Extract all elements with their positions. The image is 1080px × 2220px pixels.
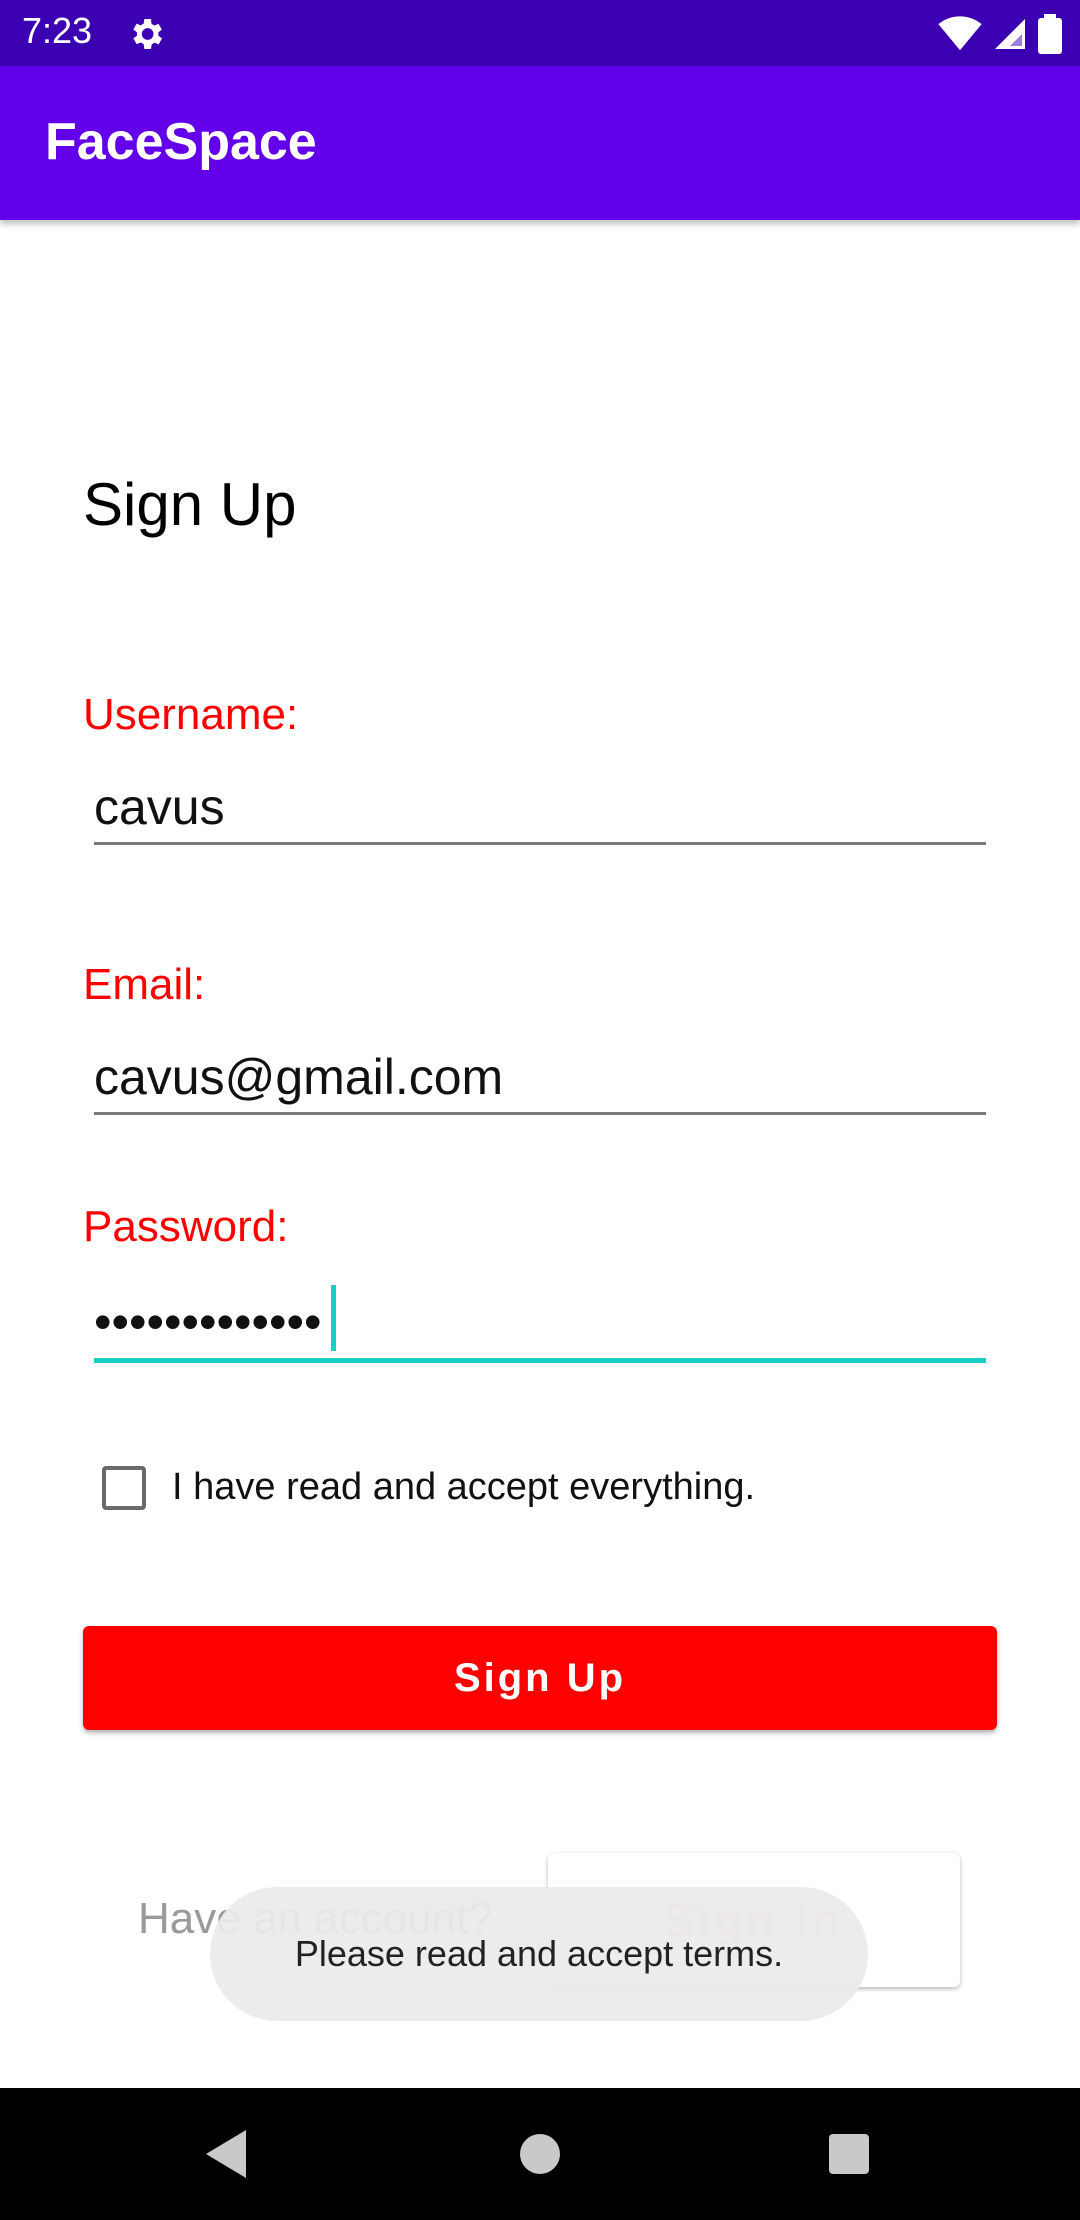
battery-icon [1038,14,1062,54]
app-bar: FaceSpace [0,66,1080,220]
gear-icon [133,19,162,49]
password-field[interactable] [94,1286,986,1363]
terms-checkbox[interactable] [102,1466,146,1510]
text-caret [331,1285,336,1351]
page-title: Sign Up [83,471,297,538]
status-time: 7:23 [22,10,93,51]
navigation-bar [0,2088,1080,2220]
toast-text: Please read and accept terms. [294,1933,784,1974]
back-icon[interactable] [206,2130,250,2178]
wifi-icon [938,16,982,51]
email-label: Email: [83,960,206,1009]
signal-icon [995,19,1025,49]
sign-up-button[interactable]: Sign Up [83,1626,997,1730]
app-title: FaceSpace [45,113,317,171]
username-label: Username: [83,690,299,739]
password-label: Password: [83,1202,289,1251]
username-field[interactable] [94,772,986,845]
status-bar: 7:23 [0,0,1080,66]
recents-icon[interactable] [829,2134,869,2174]
terms-checkbox-label[interactable]: I have read and accept everything. [172,1466,755,1509]
toast-message: Please read and accept terms. [210,1887,868,2021]
email-field[interactable] [94,1042,986,1115]
home-icon[interactable] [520,2134,560,2174]
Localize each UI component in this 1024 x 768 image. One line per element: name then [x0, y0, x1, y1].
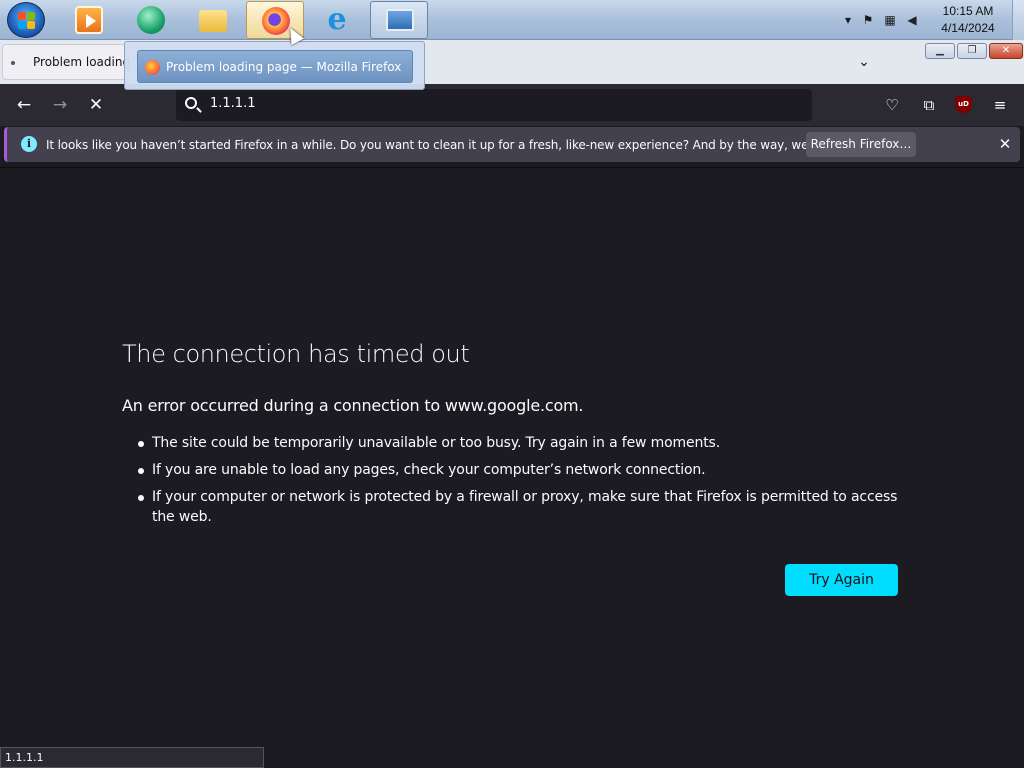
- volume-muted-icon[interactable]: ◀: [904, 12, 920, 28]
- clock-date: 4/14/2024: [941, 21, 995, 35]
- navigation-toolbar: ← → ✕ 1.1.1.1 ♡ ⧉ uD ≡: [0, 84, 1024, 126]
- thumbnail-window-title: Problem loading page — Mozilla Firefox: [166, 60, 402, 74]
- ublock-origin-button[interactable]: uD: [955, 96, 972, 113]
- taskbar-internet-explorer[interactable]: e: [308, 1, 366, 39]
- search-icon: [185, 97, 197, 109]
- system-tray: ▾ ⚑ ▦ ◀ 10:15 AM 4/14/2024: [834, 0, 1024, 40]
- chevron-down-icon: ⌄: [858, 54, 870, 70]
- url-input[interactable]: 1.1.1.1: [210, 96, 255, 111]
- list-item: If you are unable to load any pages, che…: [136, 460, 906, 480]
- chat-app-icon: [137, 6, 165, 34]
- error-page: The connection has timed out An error oc…: [0, 167, 1024, 768]
- back-button[interactable]: ←: [10, 91, 38, 119]
- close-icon: ✕: [998, 135, 1012, 153]
- extensions-button[interactable]: ⧉: [917, 93, 941, 117]
- thumbnail-window-item[interactable]: Problem loading page — Mozilla Firefox: [137, 50, 413, 83]
- taskbar-media-player[interactable]: [60, 1, 118, 39]
- taskbar-thumbnail-popup: Problem loading page — Mozilla Firefox: [124, 41, 425, 90]
- restore-button[interactable]: ❐: [957, 43, 987, 59]
- try-again-button[interactable]: Try Again: [785, 564, 898, 596]
- pocket-icon: ♡: [885, 96, 899, 114]
- restore-icon: ❐: [967, 45, 977, 56]
- puzzle-icon: ⧉: [923, 96, 935, 114]
- status-panel: 1.1.1.1: [0, 747, 264, 768]
- start-button[interactable]: [7, 2, 45, 38]
- list-item: If your computer or network is protected…: [136, 487, 906, 527]
- minimize-icon: ▁: [936, 45, 944, 56]
- tab-label: Problem loading: [33, 55, 131, 69]
- close-icon: ✕: [1001, 45, 1011, 56]
- refresh-firefox-notification: i It looks like you haven’t started Fire…: [4, 127, 1020, 162]
- media-player-icon: [75, 6, 103, 34]
- close-notification-button[interactable]: ✕: [993, 132, 1017, 156]
- error-description: An error occurred during a connection to…: [122, 396, 584, 415]
- internet-explorer-icon: e: [327, 2, 347, 37]
- forward-button[interactable]: →: [46, 91, 74, 119]
- notification-message: It looks like you haven’t started Firefo…: [46, 138, 881, 152]
- show-desktop-button[interactable]: [1012, 0, 1024, 40]
- clock[interactable]: 10:15 AM 4/14/2024: [936, 3, 1000, 37]
- minimize-button[interactable]: ▁: [925, 43, 955, 59]
- pocket-button[interactable]: ♡: [880, 93, 904, 117]
- hamburger-menu-icon: ≡: [993, 96, 1007, 114]
- windows-logo-icon: [18, 12, 36, 30]
- firefox-icon: [145, 60, 160, 75]
- windows-taskbar: e ▾ ⚑ ▦ ◀ 10:15 AM 4/14/2024: [0, 0, 1024, 40]
- forward-arrow-icon: →: [52, 95, 68, 115]
- close-window-button[interactable]: ✕: [989, 43, 1023, 59]
- refresh-firefox-button[interactable]: Refresh Firefox…: [806, 132, 916, 157]
- stop-icon: ✕: [88, 95, 104, 115]
- error-title: The connection has timed out: [122, 340, 470, 368]
- show-hidden-icons-icon[interactable]: ▾: [840, 12, 856, 28]
- folder-icon: [199, 10, 227, 32]
- taskbar-control-panel[interactable]: [370, 1, 428, 39]
- info-icon: i: [21, 136, 37, 152]
- error-suggestions: The site could be temporarily unavailabl…: [136, 433, 906, 534]
- stop-button[interactable]: ✕: [82, 91, 110, 119]
- network-icon[interactable]: ▦: [882, 12, 898, 28]
- taskbar-chat-app[interactable]: [122, 1, 180, 39]
- tab-loading-indicator: [11, 61, 15, 65]
- app-menu-button[interactable]: ≡: [988, 93, 1012, 117]
- tab-problem-loading[interactable]: Problem loading: [2, 44, 130, 80]
- list-all-tabs-button[interactable]: ⌄: [852, 50, 876, 74]
- list-item: The site could be temporarily unavailabl…: [136, 433, 906, 453]
- back-arrow-icon: ←: [16, 95, 32, 115]
- taskbar-file-explorer[interactable]: [184, 1, 242, 39]
- url-bar[interactable]: 1.1.1.1: [176, 89, 812, 121]
- control-panel-icon: [386, 9, 414, 31]
- ublock-badge: uD: [958, 100, 969, 108]
- action-center-flag-icon[interactable]: ⚑: [860, 12, 876, 28]
- clock-time: 10:15 AM: [942, 4, 994, 18]
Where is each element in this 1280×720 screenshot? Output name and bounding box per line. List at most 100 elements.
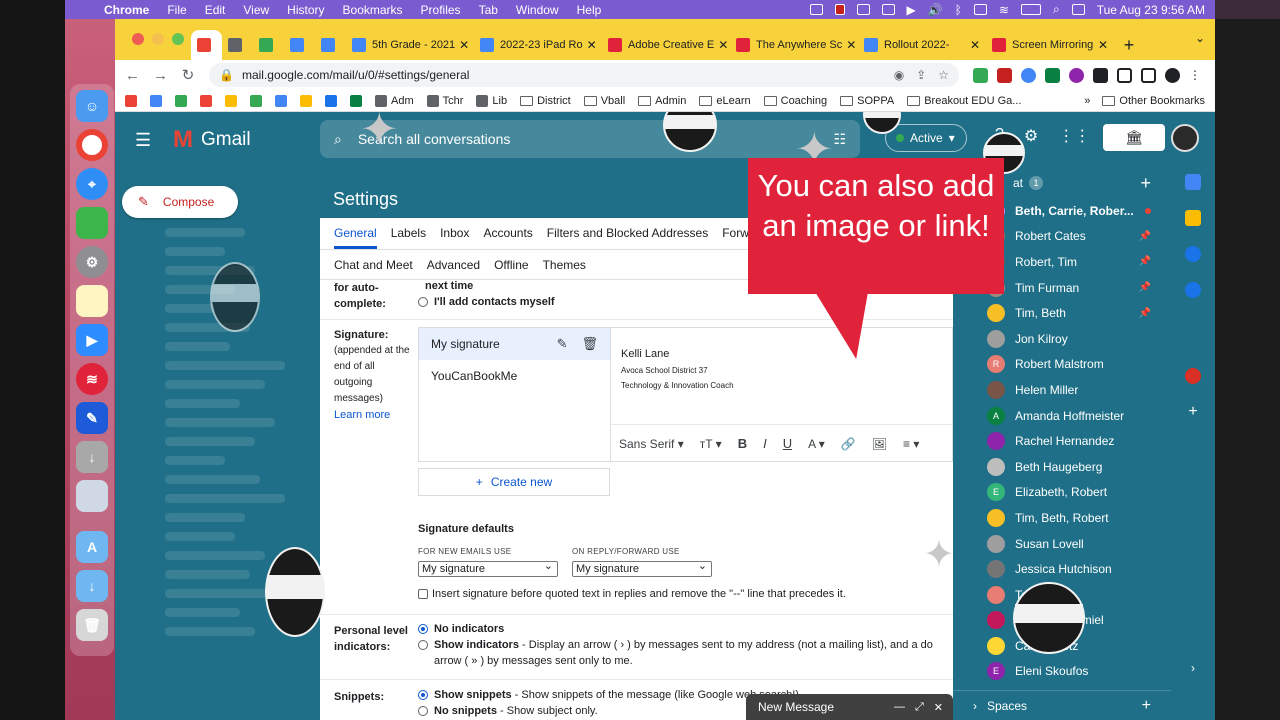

### [Directions]
Rewrite all the items above, replacing every occurrence of "interactable" with "clickable" and leaving everything else unchanged. Omit the pictures from your output.

### [Full solution]
Extract all elements with their positions. The image is 1080px × 2220px pixels.
battery-icon [1038,14,1062,54]
app-bar: FaceSpace [0,66,1080,220]
gear-icon [133,19,162,49]
password-field[clickable] [94,1286,986,1363]
terms-checkbox[clickable] [102,1466,146,1510]
text-caret [331,1285,336,1351]
page-title: Sign Up [83,471,297,538]
status-time: 7:23 [22,10,93,51]
navigation-bar [0,2088,1080,2220]
toast-text: Please read and accept terms. [294,1933,784,1974]
back-icon[clickable] [206,2130,250,2178]
wifi-icon [938,16,982,51]
email-label: Email: [83,960,206,1009]
signal-icon [995,19,1025,49]
sign-up-button[clickable]: Sign Up [83,1626,997,1730]
app-title: FaceSpace [45,113,317,171]
username-label: Username: [83,690,299,739]
password-label: Password: [83,1202,289,1251]
username-field[clickable] [94,772,986,845]
status-bar: 7:23 [0,0,1080,66]
recents-icon[clickable] [829,2134,869,2174]
terms-checkbox-label[clickable]: I have read and accept everything. [172,1466,755,1509]
toast-message: Please read and accept terms. [210,1887,868,2021]
email-field[clickable] [94,1042,986,1115]
home-icon[clickable] [520,2134,560,2174]
Localize each UI component in this 1024 x 768 image. One line per element: name then [x0, y0, x1, y1].
- volume-muted-icon[clickable]: ◀: [904, 12, 920, 28]
- clock-date: 4/14/2024: [941, 21, 995, 35]
- navigation-toolbar: ← → ✕ 1.1.1.1 ♡ ⧉ uD ≡: [0, 84, 1024, 126]
- thumbnail-window-title: Problem loading page — Mozilla Firefox: [166, 60, 402, 74]
- ublock-origin-button[clickable]: uD: [955, 96, 972, 113]
- taskbar-internet-explorer[clickable]: e: [308, 1, 366, 39]
- search-icon: [185, 97, 197, 109]
- system-tray: ▾ ⚑ ▦ ◀ 10:15 AM 4/14/2024: [834, 0, 1024, 40]
- chevron-down-icon: ⌄: [858, 54, 870, 70]
- url-input[clickable]: 1.1.1.1: [210, 96, 255, 111]
- list-item: If you are unable to load any pages, che…: [136, 460, 906, 480]
- chat-app-icon: [137, 6, 165, 34]
- error-page: The connection has timed out An error oc…: [0, 167, 1024, 768]
- back-button[clickable]: ←: [10, 91, 38, 119]
- close-icon: ✕: [998, 135, 1012, 153]
- extensions-button[clickable]: ⧉: [917, 93, 941, 117]
- thumbnail-window-item[clickable]: Problem loading page — Mozilla Firefox: [137, 50, 413, 83]
- taskbar-media-player[clickable]: [60, 1, 118, 39]
- taskbar-thumbnail-popup: Problem loading page — Mozilla Firefox: [124, 41, 425, 90]
- restore-button[clickable]: ❐: [957, 43, 987, 59]
- try-again-button[clickable]: Try Again: [785, 564, 898, 596]
- pocket-icon: ♡: [885, 96, 899, 114]
- restore-icon: ❐: [967, 45, 977, 56]
- puzzle-icon: ⧉: [923, 96, 935, 114]
- status-panel: 1.1.1.1: [0, 747, 264, 768]
- start-button[clickable]: [7, 2, 45, 38]
- list-item: If your computer or network is protected…: [136, 487, 906, 527]
- minimize-icon: ▁: [936, 45, 944, 56]
- tab-label: Problem loading: [33, 55, 131, 69]
- close-icon: ✕: [1001, 45, 1011, 56]
- refresh-firefox-notification: i It looks like you haven’t started Fire…: [4, 127, 1020, 162]
- media-player-icon: [75, 6, 103, 34]
- close-notification-button[clickable]: ✕: [993, 132, 1017, 156]
- error-description: An error occurred during a connection to…: [122, 396, 584, 415]
- internet-explorer-icon: e: [327, 2, 347, 37]
- forward-button[clickable]: →: [46, 91, 74, 119]
- notification-message: It looks like you haven’t started Firefo…: [46, 138, 881, 152]
- show-desktop-button[clickable]: [1012, 0, 1024, 40]
- clock[clickable]: 10:15 AM 4/14/2024: [936, 3, 1000, 37]
- minimize-button[clickable]: ▁: [925, 43, 955, 59]
- pocket-button[clickable]: ♡: [880, 93, 904, 117]
- hamburger-menu-icon: ≡: [993, 96, 1007, 114]
- windows-logo-icon: [18, 12, 36, 30]
- firefox-icon: [145, 60, 160, 75]
- windows-taskbar: e ▾ ⚑ ▦ ◀ 10:15 AM 4/14/2024: [0, 0, 1024, 40]
- forward-arrow-icon: →: [52, 95, 68, 115]
- close-window-button[clickable]: ✕: [989, 43, 1023, 59]
- refresh-firefox-button[clickable]: Refresh Firefox…: [806, 132, 916, 157]
- stop-icon: ✕: [88, 95, 104, 115]
- error-title: The connection has timed out: [122, 340, 470, 368]
- show-hidden-icons-icon[clickable]: ▾: [840, 12, 856, 28]
- folder-icon: [199, 10, 227, 32]
- taskbar-control-panel[clickable]: [370, 1, 428, 39]
- info-icon: i: [21, 136, 37, 152]
- error-suggestions: The site could be temporarily unavailabl…: [136, 433, 906, 534]
- stop-button[clickable]: ✕: [82, 91, 110, 119]
- network-icon[clickable]: ▦: [882, 12, 898, 28]
- taskbar-chat-app[clickable]: [122, 1, 180, 39]
- tab-loading-indicator: [11, 61, 15, 65]
- app-menu-button[clickable]: ≡: [988, 93, 1012, 117]
- tab-problem-loading[clickable]: Problem loading: [2, 44, 130, 80]
- list-all-tabs-button[clickable]: ⌄: [852, 50, 876, 74]
- list-item: The site could be temporarily unavailabl…: [136, 433, 906, 453]
- back-arrow-icon: ←: [16, 95, 32, 115]
- taskbar-file-explorer[clickable]: [184, 1, 242, 39]
- url-bar[clickable]: 1.1.1.1: [176, 89, 812, 121]
- control-panel-icon: [386, 9, 414, 31]
- ublock-badge: uD: [958, 100, 969, 108]
- action-center-flag-icon[clickable]: ⚑: [860, 12, 876, 28]
- clock-time: 10:15 AM: [942, 4, 994, 18]
Where is each element in this 1280×720 screenshot? Output name and bounding box per line. List at most 100 elements.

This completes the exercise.